§ Required work
Within the material below, find each line bearing the word "Jocelyn" and present it.

§ Data for this task
━━━━━━

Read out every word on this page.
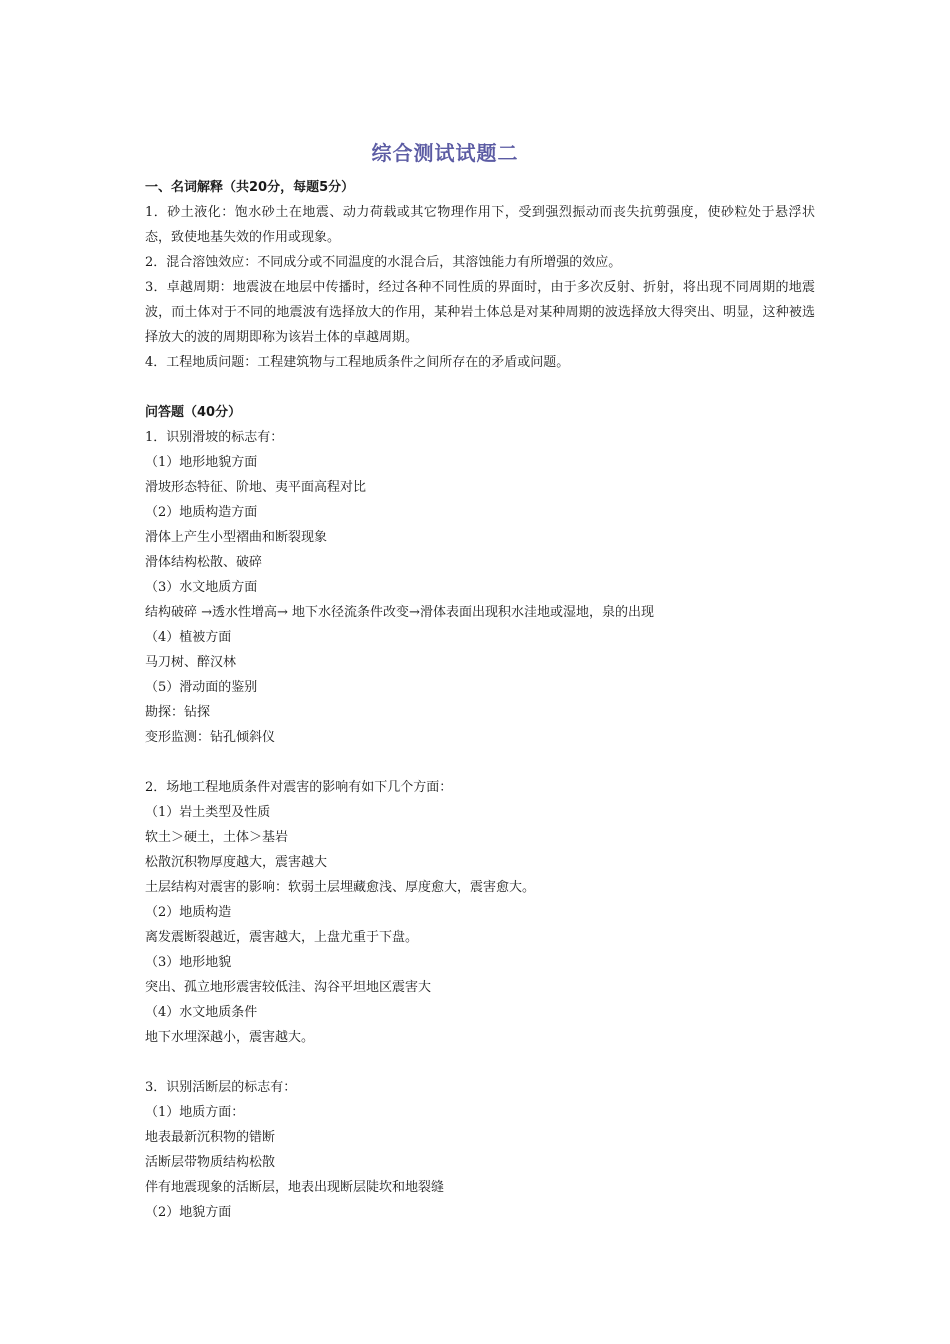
综合测试试题二
一、名词解释（共20分，每题5分）
1．砂土液化：饱水砂土在地震、动力荷载或其它物理作用下，受到强烈振动而丧失抗剪强度，使砂粒处于悬浮状态，致使地基失效的作用或现象。
2．混合溶蚀效应：不同成分或不同温度的水混合后，其溶蚀能力有所增强的效应。
3．卓越周期：地震波在地层中传播时，经过各种不同性质的界面时，由于多次反射、折射，将出现不同周期的地震波，而土体对于不同的地震波有选择放大的作用，某种岩土体总是对某种周期的波选择放大得突出、明显，这种被选择放大的波的周期即称为该岩土体的卓越周期。
4．工程地质问题：工程建筑物与工程地质条件之间所存在的矛盾或问题。
问答题（40分）
1．识别滑坡的标志有：
（1）地形地貌方面
滑坡形态特征、阶地、夷平面高程对比
（2）地质构造方面
滑体上产生小型褶曲和断裂现象
滑体结构松散、破碎
（3）水文地质方面
结构破碎 →透水性增高→ 地下水径流条件改变→滑体表面出现积水洼地或湿地，泉的出现
（4）植被方面
马刀树、醉汉林
（5）滑动面的鉴别
勘探：钻探
变形监测：钻孔倾斜仪
2．场地工程地质条件对震害的影响有如下几个方面：
（1）岩土类型及性质
软土＞硬土，土体＞基岩
松散沉积物厚度越大，震害越大
土层结构对震害的影响：软弱土层埋藏愈浅、厚度愈大，震害愈大。
（2）地质构造
离发震断裂越近，震害越大，上盘尤重于下盘。
（3）地形地貌
突出、孤立地形震害较低洼、沟谷平坦地区震害大
（4）水文地质条件
地下水埋深越小，震害越大。
3．识别活断层的标志有：
（1）地质方面：
地表最新沉积物的错断
活断层带物质结构松散
伴有地震现象的活断层，地表出现断层陡坎和地裂缝
（2）地貌方面
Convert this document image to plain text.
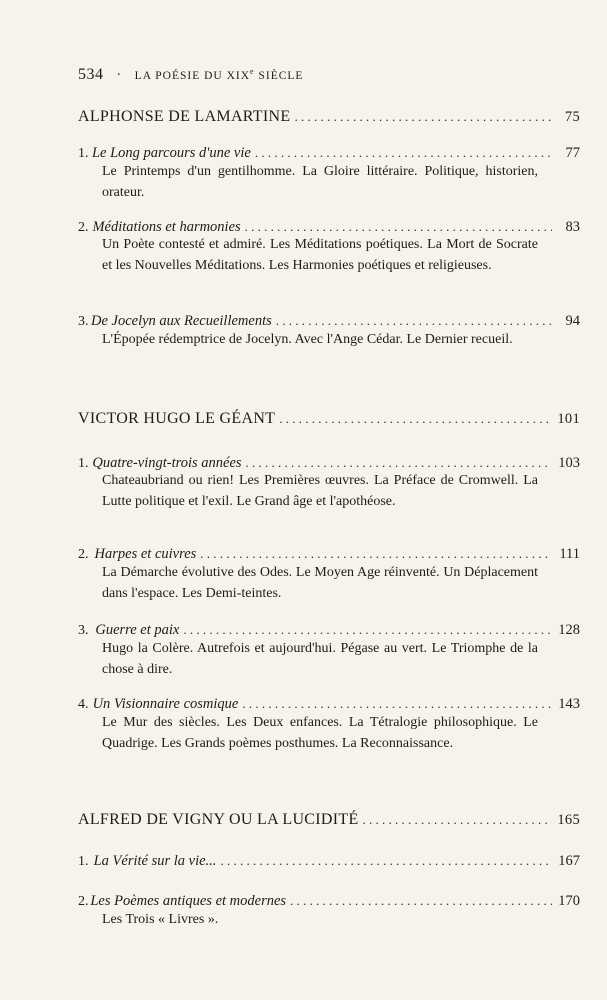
534 · LA POÉSIE DU XIXe SIÈCLE
ALPHONSE DE LAMARTINE . . .	75
1. Le Long parcours d'une vie . . .	77
Le Printemps d'un gentilhomme. La Gloire littéraire. Politique, historien, orateur.
2. Méditations et harmonies . . .	83
Un Poète contesté et admiré. Les Méditations poétiques. La Mort de Socrate et les Nouvelles Méditations. Les Harmonies poétiques et religieuses.
3. De Jocelyn aux Recueillements . . .	94
L'Épopée rédemptrice de Jocelyn. Avec l'Ange Cédar. Le Dernier recueil.
VICTOR HUGO LE GÉANT . . .	101
1. Quatre-vingt-trois années . . .	103
Chateaubriand ou rien! Les Premières œuvres. La Préface de Cromwell. La Lutte politique et l'exil. Le Grand âge et l'apothéose.
2. Harpes et cuivres . . .	111
La Démarche évolutive des Odes. Le Moyen Age réinventé. Un Déplacement dans l'espace. Les Demi-teintes.
3. Guerre et paix . . .	128
Hugo la Colère. Autrefois et aujourd'hui. Pégase au vert. Le Triomphe de la chose à dire.
4. Un Visionnaire cosmique . . .	143
Le Mur des siècles. Les Deux enfances. La Tétralogie philosophique. Le Quadrige. Les Grands poèmes posthumes. La Reconnaissance.
ALFRED DE VIGNY OU LA LUCIDITÉ . . .	165
1. La Vérité sur la vie... . . .	167
2. Les Poèmes antiques et modernes . . .	170
Les Trois « Livres ».
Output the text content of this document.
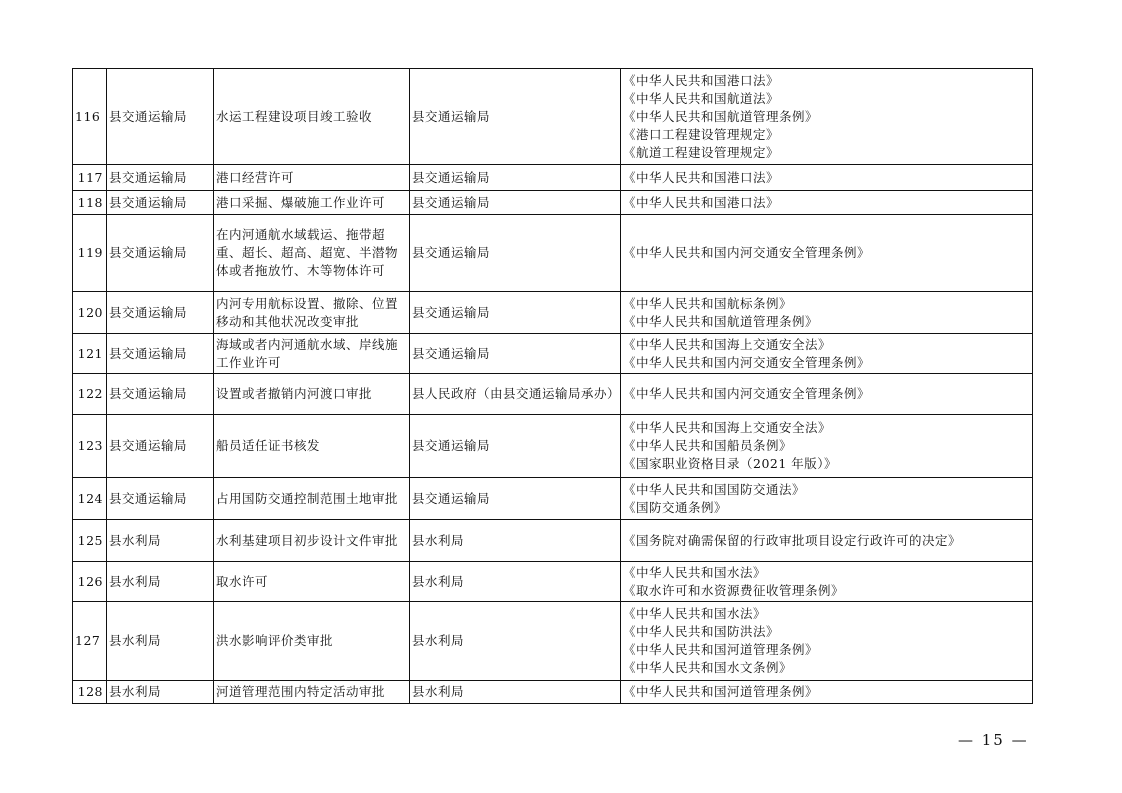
116	县交通运输局	水运工程建设项目竣工验收	县交通运输局	《中华人民共和国港口法》
《中华人民共和国航道法》
《中华人民共和国航道管理条例》
《港口工程建设管理规定》
《航道工程建设管理规定》

117	县交通运输局	港口经营许可	县交通运输局	《中华人民共和国港口法》

118	县交通运输局	港口采掘、爆破施工作业许可	县交通运输局	《中华人民共和国港口法》

119	县交通运输局	在内河通航水域载运、拖带超重、超长、超高、超宽、半潜物体或者拖放竹、木等物体许可	县交通运输局	《中华人民共和国内河交通安全管理条例》

120	县交通运输局	内河专用航标设置、撤除、位置移动和其他状况改变审批	县交通运输局	《中华人民共和国航标条例》
《中华人民共和国航道管理条例》

121	县交通运输局	海域或者内河通航水域、岸线施工作业许可	县交通运输局	《中华人民共和国海上交通安全法》
《中华人民共和国内河交通安全管理条例》

122	县交通运输局	设置或者撤销内河渡口审批	县人民政府（由县交通运输局承办）	《中华人民共和国内河交通安全管理条例》

123	县交通运输局	船员适任证书核发	县交通运输局	《中华人民共和国海上交通安全法》
《中华人民共和国船员条例》
《国家职业资格目录（2021 年版）》

124	县交通运输局	占用国防交通控制范围土地审批	县交通运输局	《中华人民共和国国防交通法》
《国防交通条例》

125	县水利局	水利基建项目初步设计文件审批	县水利局	《国务院对确需保留的行政审批项目设定行政许可的决定》

126	县水利局	取水许可	县水利局	《中华人民共和国水法》
《取水许可和水资源费征收管理条例》

127	县水利局	洪水影响评价类审批	县水利局	《中华人民共和国水法》
《中华人民共和国防洪法》
《中华人民共和国河道管理条例》
《中华人民共和国水文条例》

128	县水利局	河道管理范围内特定活动审批	县水利局	《中华人民共和国河道管理条例》
— 15 —
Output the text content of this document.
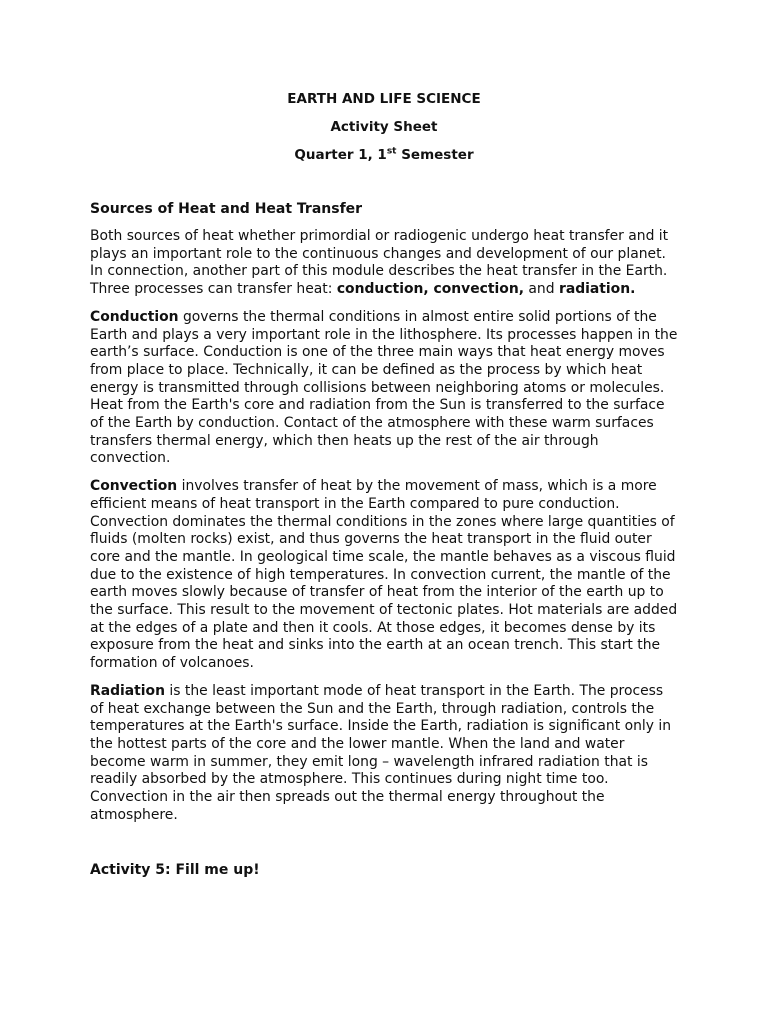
EARTH AND LIFE SCIENCE
Activity Sheet
Quarter 1, 1st Semester
Sources of Heat and Heat Transfer

Both sources of heat whether primordial or radiogenic undergo heat transfer and it plays an important role to the continuous changes and development of our planet. In connection, another part of this module describes the heat transfer in the Earth. Three processes can transfer heat: conduction, convection, and radiation.

Conduction governs the thermal conditions in almost entire solid portions of the Earth and plays a very important role in the lithosphere. Its processes happen in the earth’s surface. Conduction is one of the three main ways that heat energy moves from place to place. Technically, it can be defined as the process by which heat energy is transmitted through collisions between neighboring atoms or molecules. Heat from the Earth's core and radiation from the Sun is transferred to the surface of the Earth by conduction. Contact of the atmosphere with these warm surfaces transfers thermal energy, which then heats up the rest of the air through convection.

Convection involves transfer of heat by the movement of mass, which is a more efficient means of heat transport in the Earth compared to pure conduction. Convection dominates the thermal conditions in the zones where large quantities of fluids (molten rocks) exist, and thus governs the heat transport in the fluid outer core and the mantle. In geological time scale, the mantle behaves as a viscous fluid due to the existence of high temperatures. In convection current, the mantle of the earth moves slowly because of transfer of heat from the interior of the earth up to the surface. This result to the movement of tectonic plates. Hot materials are added at the edges of a plate and then it cools. At those edges, it becomes dense by its exposure from the heat and sinks into the earth at an ocean trench. This start the formation of volcanoes.

Radiation is the least important mode of heat transport in the Earth. The process of heat exchange between the Sun and the Earth, through radiation, controls the temperatures at the Earth's surface. Inside the Earth, radiation is significant only in the hottest parts of the core and the lower mantle. When the land and water become warm in summer, they emit long – wavelength infrared radiation that is readily absorbed by the atmosphere. This continues during night time too. Convection in the air then spreads out the thermal energy throughout the atmosphere.

Activity 5: Fill me up!
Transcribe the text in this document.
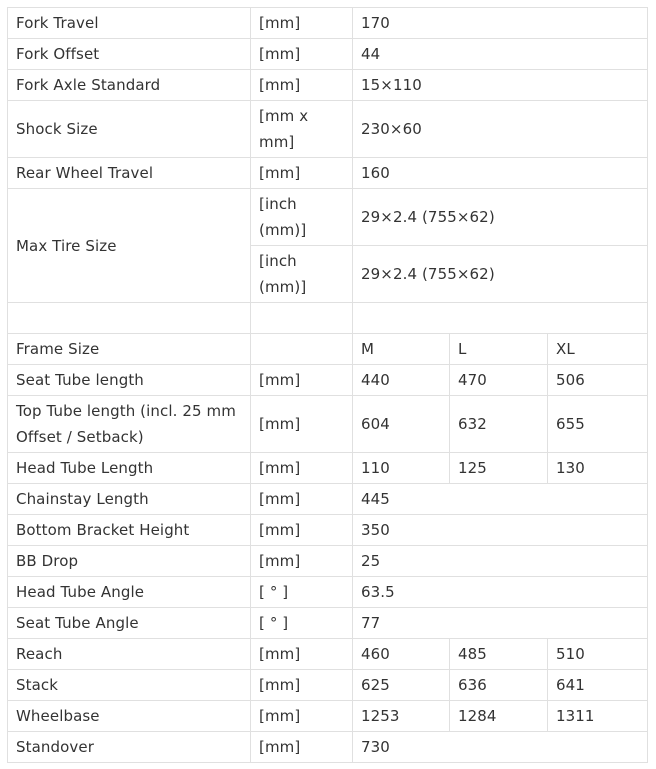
Fork Travel	[mm]	170		
Fork Offset	[mm]	44		
Fork Axle Standard	[mm]	15×110		
Shock Size	[mm x mm]	230×60		
Rear Wheel Travel	[mm]	160		
Max Tire Size	[inch (mm)]	29×2.4 (755×62)		
	[inch (mm)]	29×2.4 (755×62)		

Frame Size		M	L	XL
Seat Tube length	[mm]	440	470	506
Top Tube length (incl. 25 mm Offset / Setback)	[mm]	604	632	655
Head Tube Length	[mm]	110	125	130
Chainstay Length	[mm]	445		
Bottom Bracket Height	[mm]	350		
BB Drop	[mm]	25		
Head Tube Angle	[ ° ]	63.5		
Seat Tube Angle	[ ° ]	77		
Reach	[mm]	460	485	510
Stack	[mm]	625	636	641
Wheelbase	[mm]	1253	1284	1311
Standover	[mm]	730		
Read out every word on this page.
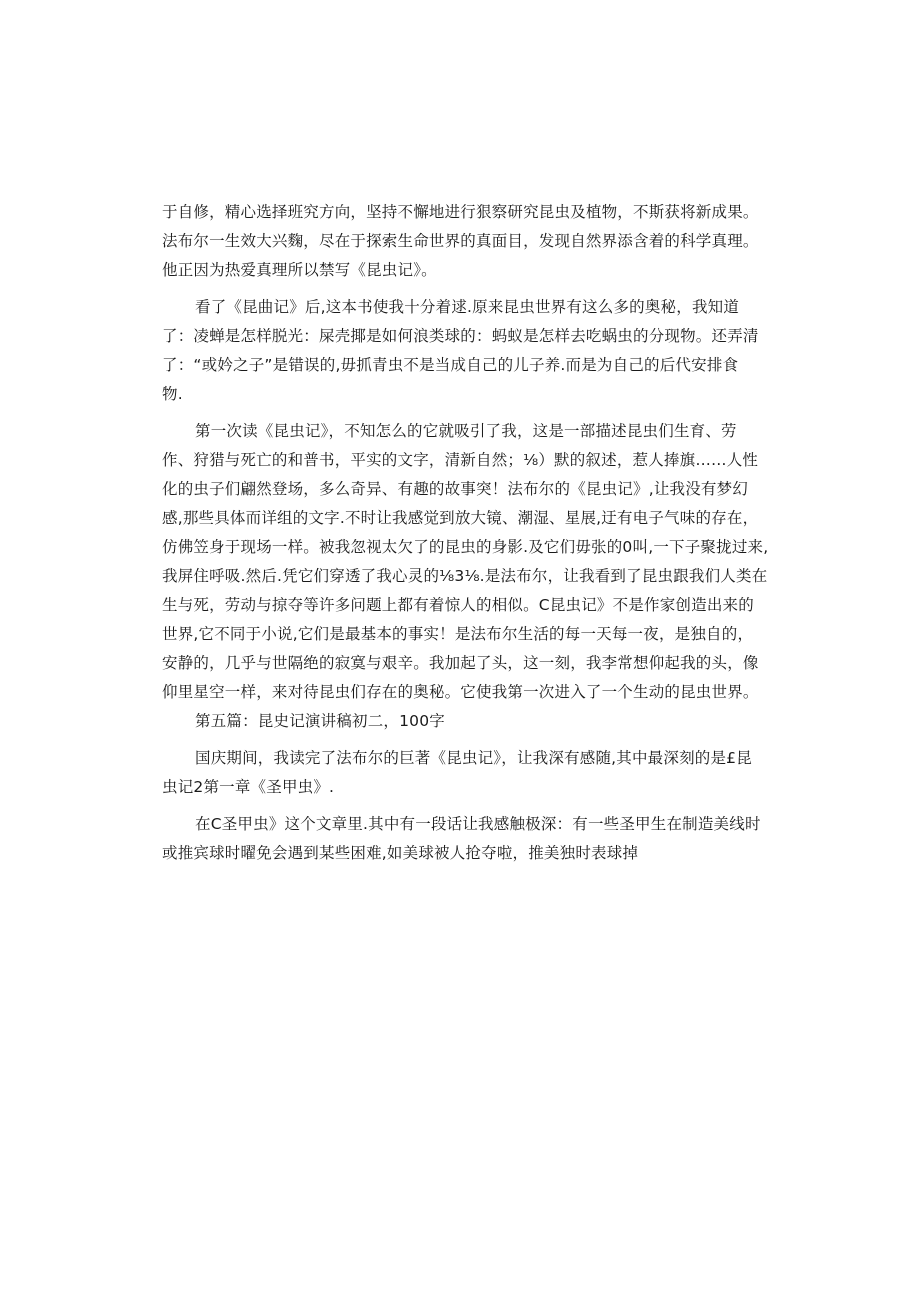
于自修，精心选择班究方向，坚持不懈地进行狠察研究昆虫及植物，不斯获将新成果。
法布尔一生效大兴麴，尽在于探索生命世界的真面目，发现自然界添含着的科学真理。
他正因为热爱真理所以禁写《昆虫记》。
看了《昆曲记》后,这本书使我十分着逑.原来昆虫世界有这么多的奥秘，我知道
了：凌蝉是怎样脱光：屎壳揶是如何浪类球的：蚂蚁是怎样去吃蜗虫的分现物。还弄清
了：“或妗之子”是错误的,毋抓青虫不是当成自己的儿子养.而是为自己的后代安排食
物.
第一次读《昆虫记》，不知怎么的它就吸引了我，这是一部描述昆虫们生育、劳
作、狩猎与死亡的和普书，平实的文字，清新自然；⅛）默的叙述，惹人捧旗……人性
化的虫子们翩然登场，多么奇异、有趣的故事突！法布尔的《昆虫记》,让我没有梦幻
感,那些具体而详组的文字.不时让我感觉到放大镜、潮湿、星展,迂有电子气味的存在，
仿佛笠身于现场一样。被我忽视太欠了的昆虫的身影.及它们毋张的0叫,一下子聚拢过来,
我屏住呼吸.然后.凭它们穿透了我心灵的⅛3⅛.是法布尔，让我看到了昆虫跟我们人类在
生与死，劳动与掠夺等许多问题上都有着惊人的相似。C昆虫记》不是作家创造出来的
世界,它不同于小说,它们是最基本的事实！是法布尔生活的每一天每一夜，是独自的，
安静的，几乎与世隔绝的寂寞与艰辛。我加起了头，这一刻，我李常想仰起我的头，像
仰里星空一样，来对待昆虫们存在的奥秘。它使我第一次进入了一个生动的昆虫世界。
第五篇：昆史记演讲稿初二，100字
国庆期间，我读完了法布尔的巨著《昆虫记》，让我深有感随,其中最深刻的是£昆
虫记2第一章《圣甲虫》.
在C圣甲虫》这个文章里.其中有一段话让我感触极深：有一些圣甲生在制造美线时
或推宾球时曜免会遇到某些困难,如美球被人抢夺啦，推美独时表球掉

━━━━━━

§ Exercise result
3. De Jocelyn aux Recueillements . . .	94
L'Épopée rédemptrice de Jocelyn. Avec l'Ange Cédar. Le Dernier recueil.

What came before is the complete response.